[抜粋]
::::
山口徹 《前神戸YMCA総主事、震災時YMCAが行った救援活動、復興支援の総指揮をとる》 いつ引くか、それが大事だろうね。地域がある程度持ちなおしてきたら彼らが自分自身でどう自立へ向かい、どう復興してゆくのかがもっとも重要なことで。
藤井 お手伝いに行っているだけですから。私たちがメインではないですから。
太西裕二 《特別養護老人ホームオリンピア生活相談員、当時は神戸YMCA講師で震災直後ボランティア・コーディネーターとして活躍》 難しかったのは、散髪ボランティアが行われていたとき、地元の散髪屋さんがオープンした。ボランティアの方が無料やからとなると、結局は地元にお金が落ちず復興が遅れる。
水野雄二 《神戸YMCA総主事、震災当時は三宮本館で救援本部事務局を担当》 同じように自転車屋さんがオープンした隣でパンク修理をボランティアでして文句が出ましたね。
太西 本当に引き際は難しい。
山口 関学の田中先生のゼミなどでは「ボランティアは弁当を持って行かないで向こうの地元の店で買いなさい」と。地域作りはそういうことから始まる。
水野 今回新潟でも救援物資はあっという間に集まったらしい。ただ、道路が遮断されたりしているから、届かなかった。新潟までは大量に物は行っていたんだけど。だからお弁当も大量に腐って捨てたらしい。そうなると新潟のコンビニとかは商売あがったりやね。最初のライフライン、命をつなぐためのものはいると思うけれど、過剰なサービスはいらない。
ボランティアの現在と未来 〜広がりから深まりへ〜
藤井 正直にやれるようになってきたと思う。それぞれができることをするのが基本。やりたいけど、人目があってやれない。手伝いたいけど良い恰好していると見られるからやめるというのがあったと思うけど「やりたいからやるねん」と正直になるきっかけになった。 年続いてきていればいいなと思うし、続いていると思う。
::::
[提供データ]
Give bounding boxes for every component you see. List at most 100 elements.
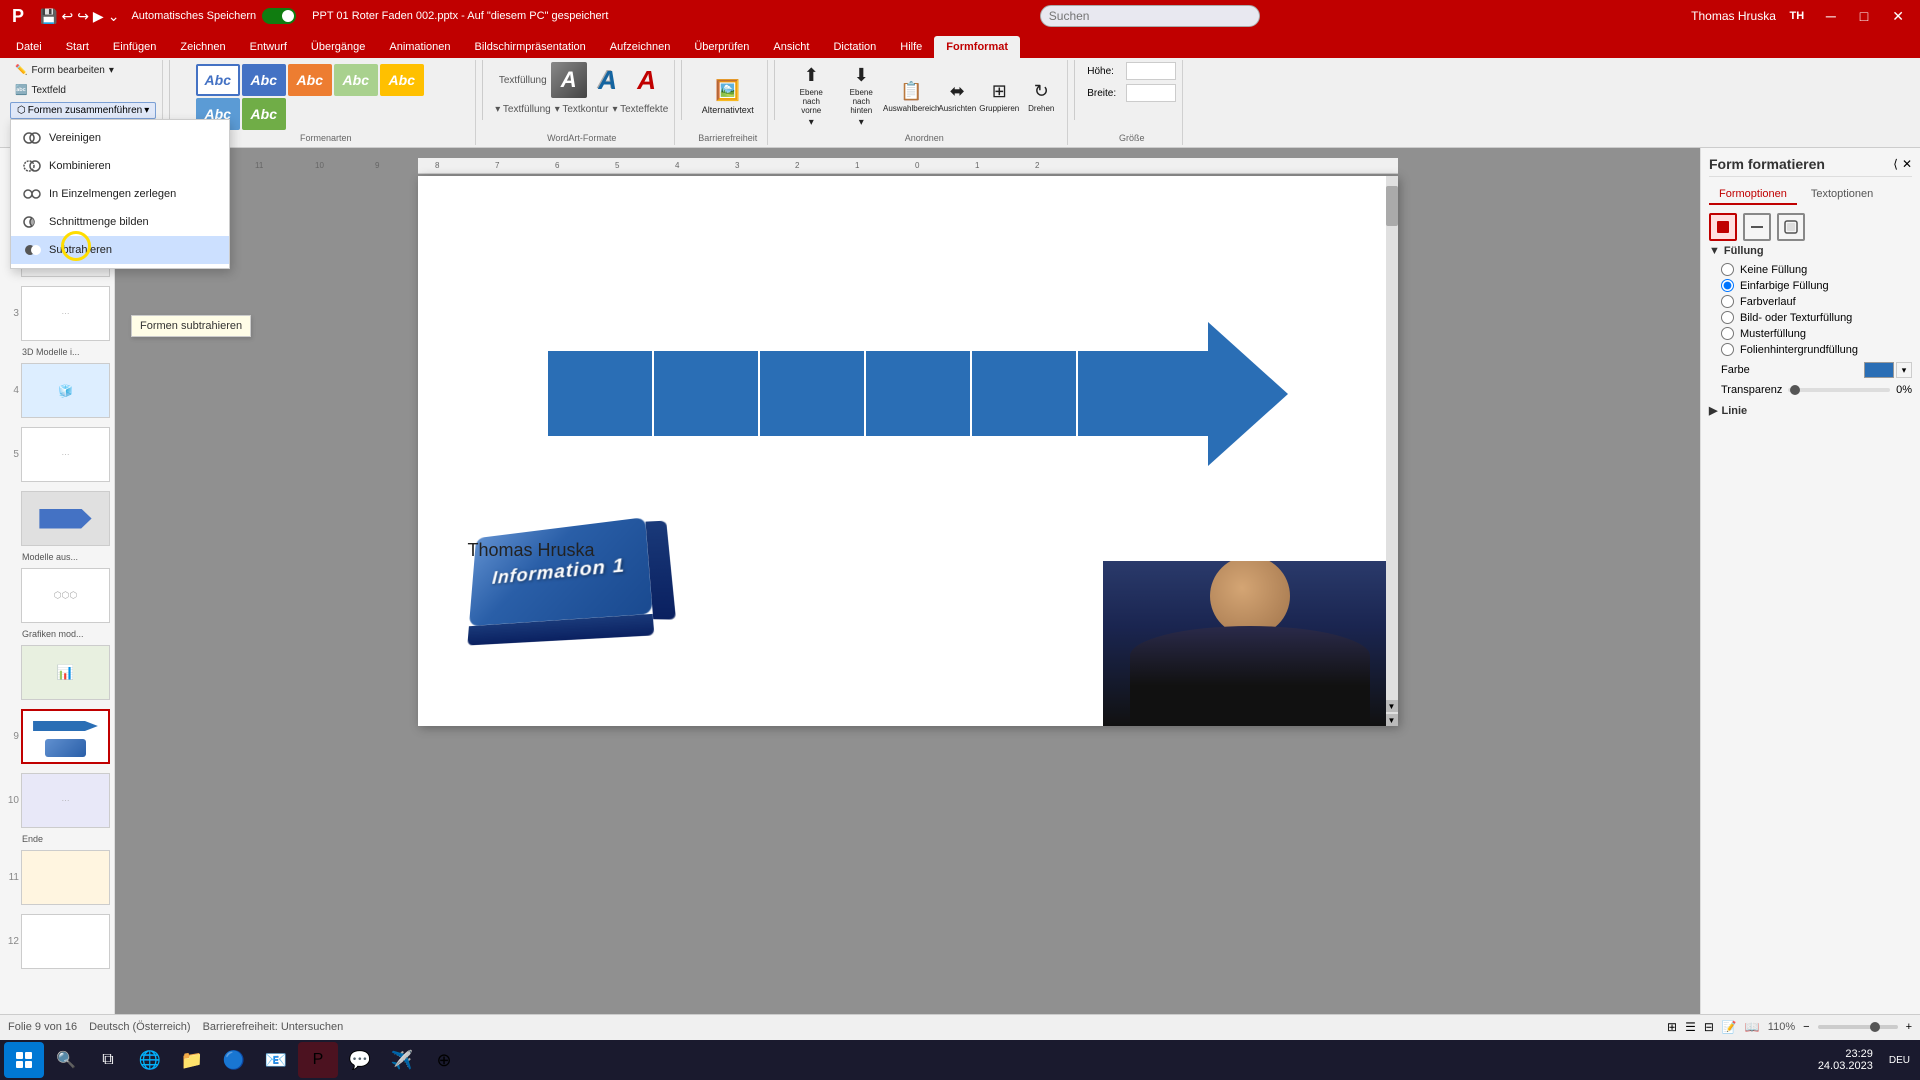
::::
[課題 A]
抜粋で発言しているのは誰ですか。抜粋に出てくる最も詳しい名前で全員を挙げてください。
[課題 B]
抜粋のうち「水野 今回新潟でも救援物資は」で始まり「と思うけれど、過剰なサービスはいらない。」まで続く部分を、そのまま引用してもらえますか。
[課題 C]
次の各記述は抜粋の内容と合っていますか。それぞれ「はい」か「いいえ」で答え、判断の根拠となる抜粋の言葉をそのまま引用してください。
(i) 水野は、新潟では救援物資がなかなか集まらなかったと述べている。
(ii) 山口は、ボランティアに地元の店で弁当を買うよう勧めるゼミがあると紹介している。
(iii) 太西は震災当時、三宮本館で救援本部事務局を担当していた。

[解答 A]
山口徹、藤井、太西裕二、水野雄二

[解答 B]
水野 今回新潟でも救援物資はあっという間に集まったらしい。ただ、道路が遮断されたりしているから、届かなかった。新潟までは大量に物は行っていたんだけど。だからお弁当も大量に腐って捨てたらしい。そうなると新潟のコンビニとかは商売あがったりやね。最初のライフライン、命をつなぐためのものはいると思うけれど、過剰なサービスはいらない。

[解答 C]
(i) いいえ。「今回新潟でも救援物資はあっという間に集まったらしい。」
(ii) はい。「ボランティアは弁当を持って行かないで向こうの地元の店で買いなさい」
(iii) いいえ。「当時は神戸YMCA講師で震災直後ボランティア・コーディネーターとして活躍」